VERSTÄNDNIS PRÜFEN »
• A. Wie lässt sich der Absatz, der mit „Die Mercedes-Benz USA erhöhte“ beginnt, im Text über den US-Absatz deutscher Autokonzerne als kurze Liste fassen?
• B. Wie könnte der Text über den US-Absatz deutscher Autokonzerne nach seinem letzten Satz weitergehen? Führe ihn fort.

TEXTABSCHNITT »
"""

Deutsche Autokonzerne legen vor

Foto: ams

Die deutschen Automobilkonzerne haben im September im wichtigen amerikanischen Markt zum Teil sehr gut abgeschnitten. BMW, Mercedes-Benz und Porsche legten kräftig zu. Audi konnte sich behaupten, während Volkswagen Absatzeinbußen aufwies. Dies geht aus den von den US-Tochterfirmen am Dienstag (2.10.) veröffentlichten Verkaufszahlen hervor.

04.10.2007

Die Mercedes-Benz USA erhöhte ihren Verkauf im September gegenüber der entsprechenden Vorjahreszeit um 13 Prozent auf 22.459 Autos. Dies war ein neuer September-Absatzrekord. Die neue C-Klasse brachte einen kräftigen Wachstumsschub. Seit Jahresbeginn wurden 180.265 Autos ausgeliefert oder 1,8 Prozent mehr als in den ersten neun Monaten 2006.

"""

BEREITGESTELLTES MATERIAL »
"""

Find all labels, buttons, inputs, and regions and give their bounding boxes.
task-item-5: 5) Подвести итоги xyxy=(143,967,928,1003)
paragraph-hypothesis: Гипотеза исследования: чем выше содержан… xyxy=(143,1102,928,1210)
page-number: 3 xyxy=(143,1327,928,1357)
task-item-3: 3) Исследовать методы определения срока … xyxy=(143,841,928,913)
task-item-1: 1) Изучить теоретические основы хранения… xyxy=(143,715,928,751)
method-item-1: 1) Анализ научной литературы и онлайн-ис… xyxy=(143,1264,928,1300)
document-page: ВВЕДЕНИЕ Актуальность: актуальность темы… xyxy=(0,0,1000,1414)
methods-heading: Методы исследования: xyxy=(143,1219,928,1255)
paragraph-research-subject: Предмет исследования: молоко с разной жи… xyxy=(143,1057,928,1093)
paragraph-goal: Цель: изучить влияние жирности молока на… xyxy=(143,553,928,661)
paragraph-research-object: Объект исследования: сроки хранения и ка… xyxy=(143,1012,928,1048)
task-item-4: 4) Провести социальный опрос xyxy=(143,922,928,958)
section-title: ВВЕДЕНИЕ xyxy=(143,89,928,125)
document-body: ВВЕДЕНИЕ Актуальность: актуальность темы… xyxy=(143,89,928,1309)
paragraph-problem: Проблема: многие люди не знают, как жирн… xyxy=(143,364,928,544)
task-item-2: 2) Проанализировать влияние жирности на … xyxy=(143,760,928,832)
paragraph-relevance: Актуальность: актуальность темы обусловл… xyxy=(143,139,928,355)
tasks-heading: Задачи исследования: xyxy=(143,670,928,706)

"""

LÖSUNGEN ZUR ÜBUNG »
• A.
- Mercedes-Benz USA steigerte den Absatz im September gegenüber dem Vorjahreszeitraum um 13 Prozent auf 22.459 Autos.
- Das war ein neuer Absatzrekord für einen September.
- Die neue C-Klasse sorgte für einen kräftigen Wachstumsschub.
- Seit Jahresbeginn wurden 180.265 Autos ausgeliefert, 1,8 Prozent mehr als in den ersten neun Monaten 2006.

• B.
Die BMW Group hat ihren amerikanischen September-Absatz um 7,0 Prozent auf 24.932 Autos erhöht und legte seit Jahresanfang um acht Prozent auf 248.273 Stück zu. Bei BMW-Modellen gab es im September eine Steigerung von 2,8 Prozent auf 20.901 Einheiten. Es wurden 4.031 Minis im US-Markt untergebracht (plus 36 Prozent).

Audi ist zweigeteilt

Die Porsche Cars North America verkaufte im September 2.641 Sportwagen und Geländewagen (plus 19 Prozent). Das war ein neuer September-Rekord. Der Absatz der 911er-Modelle und des Cayenne-Geländewagens lief besonders gut. Dagegen gab es beim Boxster und Cayman Rückschläge. Porsche hat in dem für die Gesellschaft wichtigsten Automarkt seit Jahresbeginn 26.278 Autos ausgeliefert oder ein Prozent weniger als in den ersten neun Monaten 2006.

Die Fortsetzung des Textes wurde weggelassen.